• **Task goal**: State how many lines contain the string "Washington", and write nothing else.

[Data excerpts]
- - - - - - -

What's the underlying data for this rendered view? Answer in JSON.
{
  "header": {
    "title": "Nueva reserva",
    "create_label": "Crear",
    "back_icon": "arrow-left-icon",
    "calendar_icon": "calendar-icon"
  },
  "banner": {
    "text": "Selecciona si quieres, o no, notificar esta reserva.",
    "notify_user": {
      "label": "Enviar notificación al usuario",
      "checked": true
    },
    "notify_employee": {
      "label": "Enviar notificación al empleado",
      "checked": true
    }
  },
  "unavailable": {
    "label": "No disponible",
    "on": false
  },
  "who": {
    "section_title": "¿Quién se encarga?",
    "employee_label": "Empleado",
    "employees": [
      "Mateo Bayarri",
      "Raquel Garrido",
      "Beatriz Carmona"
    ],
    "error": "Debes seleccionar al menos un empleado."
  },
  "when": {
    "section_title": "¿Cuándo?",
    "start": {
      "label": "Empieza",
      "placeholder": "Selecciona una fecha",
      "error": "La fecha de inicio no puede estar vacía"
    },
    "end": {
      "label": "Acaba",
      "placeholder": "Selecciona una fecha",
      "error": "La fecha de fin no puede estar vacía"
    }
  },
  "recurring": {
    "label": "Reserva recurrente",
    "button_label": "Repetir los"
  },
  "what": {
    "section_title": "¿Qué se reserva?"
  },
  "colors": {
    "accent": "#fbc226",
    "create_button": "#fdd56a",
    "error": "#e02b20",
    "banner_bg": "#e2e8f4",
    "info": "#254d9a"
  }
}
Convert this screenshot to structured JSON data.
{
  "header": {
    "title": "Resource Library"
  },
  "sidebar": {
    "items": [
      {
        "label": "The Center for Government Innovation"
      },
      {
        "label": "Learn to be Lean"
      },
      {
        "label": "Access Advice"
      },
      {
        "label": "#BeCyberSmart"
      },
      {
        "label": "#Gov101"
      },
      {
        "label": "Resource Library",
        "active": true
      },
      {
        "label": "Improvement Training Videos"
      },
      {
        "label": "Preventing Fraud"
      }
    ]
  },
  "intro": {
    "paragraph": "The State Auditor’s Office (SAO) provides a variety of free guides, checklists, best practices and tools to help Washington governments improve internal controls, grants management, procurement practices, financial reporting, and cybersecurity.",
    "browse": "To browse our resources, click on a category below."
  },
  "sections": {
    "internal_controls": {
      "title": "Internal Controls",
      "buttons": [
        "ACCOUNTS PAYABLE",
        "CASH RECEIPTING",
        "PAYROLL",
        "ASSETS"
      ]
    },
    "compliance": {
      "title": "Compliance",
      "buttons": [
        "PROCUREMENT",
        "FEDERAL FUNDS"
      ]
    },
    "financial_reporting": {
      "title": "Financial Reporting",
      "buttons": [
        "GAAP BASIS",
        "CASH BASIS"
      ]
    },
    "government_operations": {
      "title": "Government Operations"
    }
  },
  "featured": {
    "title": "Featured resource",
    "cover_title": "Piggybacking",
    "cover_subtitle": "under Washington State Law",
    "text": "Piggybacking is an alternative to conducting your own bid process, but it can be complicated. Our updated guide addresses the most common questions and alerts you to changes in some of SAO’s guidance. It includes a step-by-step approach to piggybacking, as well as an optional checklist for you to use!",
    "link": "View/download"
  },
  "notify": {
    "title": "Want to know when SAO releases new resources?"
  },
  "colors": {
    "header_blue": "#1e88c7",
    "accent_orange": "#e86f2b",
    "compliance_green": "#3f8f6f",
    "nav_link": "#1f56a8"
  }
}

- - - - - - -

• **Answer to this task**: 2